#### Supplied records:

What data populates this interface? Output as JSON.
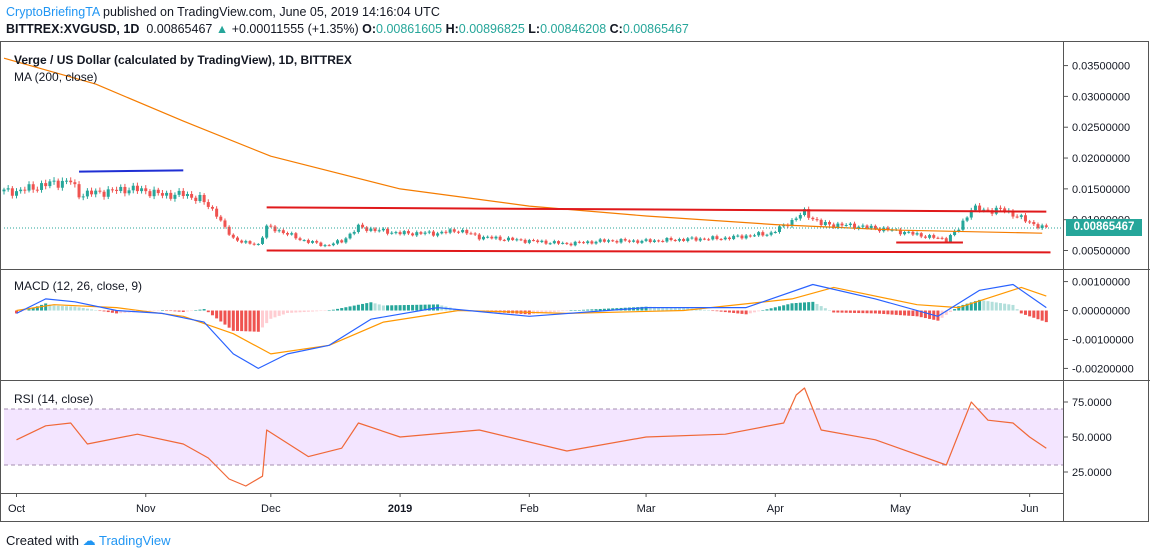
{
  "header": {
    "author": "CryptoBriefingTA",
    "published_text": "published on TradingView.com, June 05, 2019 14:16:04 UTC",
    "symbol": "BITTREX:XVGUSD, 1D",
    "last": "0.00865467",
    "change": "+0.00011555 (+1.35%)",
    "o_label": "O:",
    "o_value": "0.00861605",
    "h_label": "H:",
    "h_value": "0.00896825",
    "l_label": "L:",
    "l_value": "0.00846208",
    "c_label": "C:",
    "c_value": "0.00865467"
  },
  "footer": {
    "created_with": "Created with",
    "brand": "TradingView"
  },
  "price_tag": "0.00865467",
  "chart_data": [
    {
      "type": "candlestick",
      "title": "Verge / US Dollar (calculated by TradingView), 1D, BITTREX",
      "indicator_label": "MA (200, close)",
      "ylim": [
        0.002,
        0.0385
      ],
      "y_ticks": [
        "0.03500000",
        "0.03000000",
        "0.02500000",
        "0.02000000",
        "0.01500000",
        "0.01000000",
        "0.00500000"
      ],
      "y_tick_values": [
        0.035,
        0.03,
        0.025,
        0.02,
        0.015,
        0.01,
        0.005
      ],
      "x_ticks": [
        "Oct",
        "Nov",
        "Dec",
        "2019",
        "Feb",
        "Mar",
        "Apr",
        "May",
        "Jun"
      ],
      "x_tick_dates": [
        "2018-10-01",
        "2018-11-01",
        "2018-12-01",
        "2019-01-01",
        "2019-02-01",
        "2019-03-01",
        "2019-04-01",
        "2019-05-01",
        "2019-06-01"
      ],
      "price_close_points": [
        [
          "2018-10-01",
          0.0146
        ],
        [
          "2018-10-05",
          0.0152
        ],
        [
          "2018-10-10",
          0.016
        ],
        [
          "2018-10-14",
          0.0162
        ],
        [
          "2018-10-16",
          0.0141
        ],
        [
          "2018-10-22",
          0.0145
        ],
        [
          "2018-10-28",
          0.015
        ],
        [
          "2018-11-01",
          0.0147
        ],
        [
          "2018-11-05",
          0.014
        ],
        [
          "2018-11-10",
          0.0141
        ],
        [
          "2018-11-14",
          0.0134
        ],
        [
          "2018-11-18",
          0.011
        ],
        [
          "2018-11-20",
          0.0085
        ],
        [
          "2018-11-22",
          0.007
        ],
        [
          "2018-11-25",
          0.0062
        ],
        [
          "2018-11-28",
          0.006
        ],
        [
          "2018-11-30",
          0.0088
        ],
        [
          "2018-12-04",
          0.008
        ],
        [
          "2018-12-08",
          0.0068
        ],
        [
          "2018-12-14",
          0.0058
        ],
        [
          "2018-12-18",
          0.0065
        ],
        [
          "2018-12-22",
          0.0088
        ],
        [
          "2018-12-26",
          0.0083
        ],
        [
          "2019-01-01",
          0.0078
        ],
        [
          "2019-01-10",
          0.0078
        ],
        [
          "2019-01-15",
          0.0083
        ],
        [
          "2019-01-20",
          0.0072
        ],
        [
          "2019-01-31",
          0.0066
        ],
        [
          "2019-02-10",
          0.0061
        ],
        [
          "2019-02-20",
          0.0066
        ],
        [
          "2019-02-28",
          0.0065
        ],
        [
          "2019-03-10",
          0.0068
        ],
        [
          "2019-03-20",
          0.007
        ],
        [
          "2019-03-31",
          0.0078
        ],
        [
          "2019-04-05",
          0.0098
        ],
        [
          "2019-04-08",
          0.0112
        ],
        [
          "2019-04-12",
          0.0093
        ],
        [
          "2019-04-20",
          0.009
        ],
        [
          "2019-04-30",
          0.0082
        ],
        [
          "2019-05-08",
          0.0072
        ],
        [
          "2019-05-12",
          0.0068
        ],
        [
          "2019-05-15",
          0.0085
        ],
        [
          "2019-05-18",
          0.0118
        ],
        [
          "2019-05-22",
          0.0115
        ],
        [
          "2019-05-26",
          0.0116
        ],
        [
          "2019-05-30",
          0.0102
        ],
        [
          "2019-06-04",
          0.0087
        ]
      ],
      "ma200_points": [
        [
          "2018-09-28",
          0.0362
        ],
        [
          "2018-10-20",
          0.032
        ],
        [
          "2018-11-10",
          0.026
        ],
        [
          "2018-12-01",
          0.0203
        ],
        [
          "2019-01-01",
          0.015
        ],
        [
          "2019-02-01",
          0.0122
        ],
        [
          "2019-03-01",
          0.0106
        ],
        [
          "2019-04-01",
          0.0092
        ],
        [
          "2019-05-01",
          0.0083
        ],
        [
          "2019-06-04",
          0.0078
        ]
      ],
      "annotations": {
        "blue_line": {
          "from": [
            "2018-10-16",
            0.0178
          ],
          "to": [
            "2018-11-10",
            0.018
          ]
        },
        "red_channel_top": {
          "from": [
            "2018-11-30",
            0.012
          ],
          "to": [
            "2019-06-05",
            0.0113
          ]
        },
        "red_channel_bottom": {
          "from": [
            "2018-11-30",
            0.005
          ],
          "to": [
            "2019-06-06",
            0.0047
          ]
        },
        "red_short": {
          "from": [
            "2019-04-30",
            0.0063
          ],
          "to": [
            "2019-05-16",
            0.0063
          ]
        }
      }
    },
    {
      "type": "macd",
      "indicator_label": "MACD (12, 26, close, 9)",
      "ylim": [
        -0.0024,
        0.0014
      ],
      "y_ticks": [
        "0.00100000",
        "0.00000000",
        "-0.00100000",
        "-0.00200000"
      ],
      "y_tick_values": [
        0.001,
        0.0,
        -0.001,
        -0.002
      ],
      "macd_points": [
        [
          "2018-10-01",
          -0.0001
        ],
        [
          "2018-10-08",
          0.0004
        ],
        [
          "2018-10-15",
          0.0003
        ],
        [
          "2018-10-25",
          0.0
        ],
        [
          "2018-11-05",
          -0.0001
        ],
        [
          "2018-11-15",
          -0.0004
        ],
        [
          "2018-11-22",
          -0.0015
        ],
        [
          "2018-11-28",
          -0.002
        ],
        [
          "2018-12-05",
          -0.0015
        ],
        [
          "2018-12-15",
          -0.0012
        ],
        [
          "2018-12-25",
          -0.0003
        ],
        [
          "2019-01-10",
          0.0001
        ],
        [
          "2019-02-01",
          -0.0002
        ],
        [
          "2019-03-01",
          0.0001
        ],
        [
          "2019-03-25",
          0.0001
        ],
        [
          "2019-04-10",
          0.0009
        ],
        [
          "2019-04-25",
          0.0004
        ],
        [
          "2019-05-10",
          -0.0002
        ],
        [
          "2019-05-20",
          0.0007
        ],
        [
          "2019-05-28",
          0.0009
        ],
        [
          "2019-06-05",
          0.0001
        ]
      ],
      "signal_points": [
        [
          "2018-10-01",
          0.0
        ],
        [
          "2018-10-10",
          0.0002
        ],
        [
          "2018-10-25",
          0.0001
        ],
        [
          "2018-11-10",
          -0.0002
        ],
        [
          "2018-11-22",
          -0.0008
        ],
        [
          "2018-12-01",
          -0.0015
        ],
        [
          "2018-12-15",
          -0.0012
        ],
        [
          "2018-12-28",
          -0.0004
        ],
        [
          "2019-01-15",
          0.0
        ],
        [
          "2019-02-10",
          -0.0001
        ],
        [
          "2019-03-10",
          0.0
        ],
        [
          "2019-04-05",
          0.0004
        ],
        [
          "2019-04-15",
          0.0008
        ],
        [
          "2019-05-05",
          0.0002
        ],
        [
          "2019-05-15",
          0.0001
        ],
        [
          "2019-05-30",
          0.0008
        ],
        [
          "2019-06-05",
          0.0005
        ]
      ]
    },
    {
      "type": "rsi",
      "indicator_label": "RSI (14, close)",
      "ylim": [
        10,
        90
      ],
      "y_ticks": [
        "75.0000",
        "50.0000",
        "25.0000"
      ],
      "y_tick_values": [
        75,
        50,
        25
      ],
      "band": [
        30,
        70
      ],
      "rsi_points": [
        [
          "2018-10-01",
          48
        ],
        [
          "2018-10-08",
          58
        ],
        [
          "2018-10-14",
          60
        ],
        [
          "2018-10-18",
          45
        ],
        [
          "2018-10-30",
          52
        ],
        [
          "2018-11-10",
          45
        ],
        [
          "2018-11-16",
          35
        ],
        [
          "2018-11-21",
          20
        ],
        [
          "2018-11-25",
          15
        ],
        [
          "2018-11-29",
          22
        ],
        [
          "2018-11-30",
          55
        ],
        [
          "2018-12-10",
          36
        ],
        [
          "2018-12-18",
          42
        ],
        [
          "2018-12-22",
          60
        ],
        [
          "2019-01-01",
          50
        ],
        [
          "2019-01-20",
          55
        ],
        [
          "2019-02-10",
          40
        ],
        [
          "2019-03-01",
          50
        ],
        [
          "2019-03-20",
          52
        ],
        [
          "2019-04-03",
          60
        ],
        [
          "2019-04-06",
          80
        ],
        [
          "2019-04-08",
          85
        ],
        [
          "2019-04-12",
          55
        ],
        [
          "2019-04-25",
          48
        ],
        [
          "2019-05-12",
          30
        ],
        [
          "2019-05-16",
          60
        ],
        [
          "2019-05-18",
          75
        ],
        [
          "2019-05-22",
          62
        ],
        [
          "2019-05-28",
          60
        ],
        [
          "2019-06-01",
          50
        ],
        [
          "2019-06-05",
          42
        ]
      ]
    }
  ]
}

#### Stated exercise:
Only lines with the word "TradingView" should be collected from the material.

#### Written solution:
    "published_text": "published on TradingView.com, June 05, 2019 14:16:04 UTC",
    "brand": "TradingView"
      "title": "Verge / US Dollar (calculated by TradingView), 1D, BITTREX",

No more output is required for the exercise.